◆ **Passage for review**
Eat Your Veggies!
By Jim Prevor, Editor-in-Chief, Produce Business
What, exactly, could it mean when parents report that, as Bryan relates in his piece, “Inconsistent taste was cited as the primary barrier to increasing children’s produce consumption”? Surely it is nonsensical to think this means that the broccoli we would like children to eat is inconsistent in its flavor or that fluctuations in the taste of spinach are what is holding kids back from demanding spinach salad.
One of the things to beware of in evaluating consumer research is that often the mental framework of the responder conditions the answers we get. So, when asked about the barriers to increasing produce consumption by their children, perhaps parents might report some recent experience, such as a memory that their child, who used to love oranges, was turned off by a dry one or that their child, who generally enjoys blueberries, rejected a recent purchase because the fruit was more tart.
One critique of this point is that the research, in fact, does not establish that children are any more influenced by this fluctuating quality than are adults. Another reasonable point is that it seems highly likely that parents have absolutely no idea that anything they or the produce industry can do would get their children to eat cauliflower or eggplant, and so they report on those items that seem plausible to them.

◆ **Excerpted data**

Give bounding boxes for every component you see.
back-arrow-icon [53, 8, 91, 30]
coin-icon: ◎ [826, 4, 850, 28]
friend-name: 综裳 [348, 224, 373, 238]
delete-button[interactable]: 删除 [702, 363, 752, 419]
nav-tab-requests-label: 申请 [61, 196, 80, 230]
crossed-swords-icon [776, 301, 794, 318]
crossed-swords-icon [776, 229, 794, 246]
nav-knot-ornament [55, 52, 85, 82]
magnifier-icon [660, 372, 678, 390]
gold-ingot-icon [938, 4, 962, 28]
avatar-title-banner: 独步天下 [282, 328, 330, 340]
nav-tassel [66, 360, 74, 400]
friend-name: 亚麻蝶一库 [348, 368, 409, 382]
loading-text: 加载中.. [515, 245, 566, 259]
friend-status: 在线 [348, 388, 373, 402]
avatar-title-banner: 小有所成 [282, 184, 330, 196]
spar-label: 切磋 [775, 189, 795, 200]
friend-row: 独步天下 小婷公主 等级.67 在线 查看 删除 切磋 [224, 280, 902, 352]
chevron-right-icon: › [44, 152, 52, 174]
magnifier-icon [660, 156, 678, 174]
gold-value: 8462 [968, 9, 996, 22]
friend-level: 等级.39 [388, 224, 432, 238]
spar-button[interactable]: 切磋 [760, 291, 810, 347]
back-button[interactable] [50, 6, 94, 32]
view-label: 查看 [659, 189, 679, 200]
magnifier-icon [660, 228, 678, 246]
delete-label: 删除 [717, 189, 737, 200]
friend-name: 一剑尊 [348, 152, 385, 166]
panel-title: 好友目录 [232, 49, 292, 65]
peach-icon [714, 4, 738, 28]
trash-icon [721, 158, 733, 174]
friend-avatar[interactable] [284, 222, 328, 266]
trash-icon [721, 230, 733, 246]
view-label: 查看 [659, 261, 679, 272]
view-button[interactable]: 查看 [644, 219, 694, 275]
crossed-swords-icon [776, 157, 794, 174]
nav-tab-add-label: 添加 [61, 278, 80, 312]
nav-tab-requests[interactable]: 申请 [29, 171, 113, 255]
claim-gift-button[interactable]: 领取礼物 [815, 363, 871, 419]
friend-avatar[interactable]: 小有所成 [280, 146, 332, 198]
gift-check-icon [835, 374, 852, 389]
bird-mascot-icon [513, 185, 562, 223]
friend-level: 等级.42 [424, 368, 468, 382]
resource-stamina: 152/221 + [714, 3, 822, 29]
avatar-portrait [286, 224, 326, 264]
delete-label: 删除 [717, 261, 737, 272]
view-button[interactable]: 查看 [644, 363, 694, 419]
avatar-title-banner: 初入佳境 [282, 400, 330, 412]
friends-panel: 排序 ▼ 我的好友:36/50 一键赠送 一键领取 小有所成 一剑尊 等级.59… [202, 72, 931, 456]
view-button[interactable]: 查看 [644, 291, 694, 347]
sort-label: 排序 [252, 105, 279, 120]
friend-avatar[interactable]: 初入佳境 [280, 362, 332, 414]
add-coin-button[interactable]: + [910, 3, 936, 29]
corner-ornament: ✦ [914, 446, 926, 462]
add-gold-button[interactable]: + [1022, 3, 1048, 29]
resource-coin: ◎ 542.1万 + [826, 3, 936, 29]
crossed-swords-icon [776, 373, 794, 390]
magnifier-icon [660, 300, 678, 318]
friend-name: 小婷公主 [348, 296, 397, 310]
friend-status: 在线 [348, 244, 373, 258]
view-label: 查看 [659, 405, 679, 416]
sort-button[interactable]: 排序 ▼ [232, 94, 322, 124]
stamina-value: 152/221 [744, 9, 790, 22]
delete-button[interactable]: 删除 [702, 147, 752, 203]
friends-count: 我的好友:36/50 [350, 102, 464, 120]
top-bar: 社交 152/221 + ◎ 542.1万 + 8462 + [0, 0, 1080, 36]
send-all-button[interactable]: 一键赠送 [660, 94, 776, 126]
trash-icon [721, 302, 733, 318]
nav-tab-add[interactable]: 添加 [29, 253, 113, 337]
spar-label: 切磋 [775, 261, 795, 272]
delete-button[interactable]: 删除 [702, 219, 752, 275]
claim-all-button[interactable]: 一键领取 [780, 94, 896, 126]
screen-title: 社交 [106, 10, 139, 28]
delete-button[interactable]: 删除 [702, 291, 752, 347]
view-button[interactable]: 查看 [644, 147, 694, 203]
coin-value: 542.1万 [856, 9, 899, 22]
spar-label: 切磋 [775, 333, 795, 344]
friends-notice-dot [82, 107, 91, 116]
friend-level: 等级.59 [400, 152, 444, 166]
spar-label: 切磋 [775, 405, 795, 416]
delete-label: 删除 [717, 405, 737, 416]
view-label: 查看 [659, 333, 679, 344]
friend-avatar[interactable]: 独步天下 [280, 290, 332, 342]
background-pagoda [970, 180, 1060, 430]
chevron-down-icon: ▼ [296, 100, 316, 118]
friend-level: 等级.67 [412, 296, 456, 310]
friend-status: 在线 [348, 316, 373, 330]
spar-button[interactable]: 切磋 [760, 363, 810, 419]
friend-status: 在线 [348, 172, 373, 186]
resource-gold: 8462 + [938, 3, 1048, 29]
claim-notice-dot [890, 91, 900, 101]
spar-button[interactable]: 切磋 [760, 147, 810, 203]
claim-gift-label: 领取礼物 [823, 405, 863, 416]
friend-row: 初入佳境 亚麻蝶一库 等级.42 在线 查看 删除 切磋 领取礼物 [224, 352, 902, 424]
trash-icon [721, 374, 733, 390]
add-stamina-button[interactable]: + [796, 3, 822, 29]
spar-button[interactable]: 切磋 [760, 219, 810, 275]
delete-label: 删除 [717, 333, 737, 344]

◆ **Work instruction 1**
Repeat everything in the editorial on children's produce consumption from "Eat Your Veggies!" down to "demanding spinach salad.", swapping "broccoli" for "asparagus".
◆ **Work instruction 2**
Write the next part of the editorial on children's produce consumption, picking up after its final sentence.
The material has no connection to the editorial on children eating vegetables.

◆ **Final answer 1**
Eat Your Veggies!
By Jim Prevor, Editor-in-Chief, Produce Business
What, exactly, could it mean when parents report that, as Bryan relates in his piece, “Inconsistent taste was cited as the primary barrier to increasing children’s produce consumption”? Surely it is nonsensical to think this means that the asparagus we would like children to eat is inconsistent in its flavor or that fluctuations in the taste of spinach are what is holding kids back from demanding spinach salad.

◆ **Final answer 2**
It is probably true that delivering a better taste experience would make children enjoy produce more. The same is true with regard to price and convenience. If we could get McDonald’s to throw a banana in each Happy Meal, both banana sales and banana consumption by children would probably rise. If we get schools to give out free snack fruit, both sales and consumption will probably rise. The same, by the way, is true of adults. If we get offices to give away free fruit as a snack every day, sales and consumption will probably increase.
Convenient package sizes certainly can help, especially with fresh-cuts. If parents can buy little packages of fruits and vegetables their children enjoy and include them in a school lunch, they are more likely to do so than if they have to buy large-size packages, divide the items, cut them and repackage the items into lunch-size portions.
Effective marketing, including fun cartoon character tie-ins, is doubtless appealing to children. Produce vendors should be looking at all these things, and the produce industry associations and commodity boards should be encouraging them.
But when it comes to health and nutrition and justifying these efforts in terms of reducing childhood obesity, the situation is much more difficult.
The truth is that fruit is delicious and loved by children and adults because it is sweet and filled with sugar. Yes, there are various nutrients in fruits and, certainly, all nutritionists would agree that it is better for children to eat fruit than cookies. However, if we are really interested in focusing on health and reducing childhood obesity, a big focus has to be on increasing vegetable consumption. And there are many problems here.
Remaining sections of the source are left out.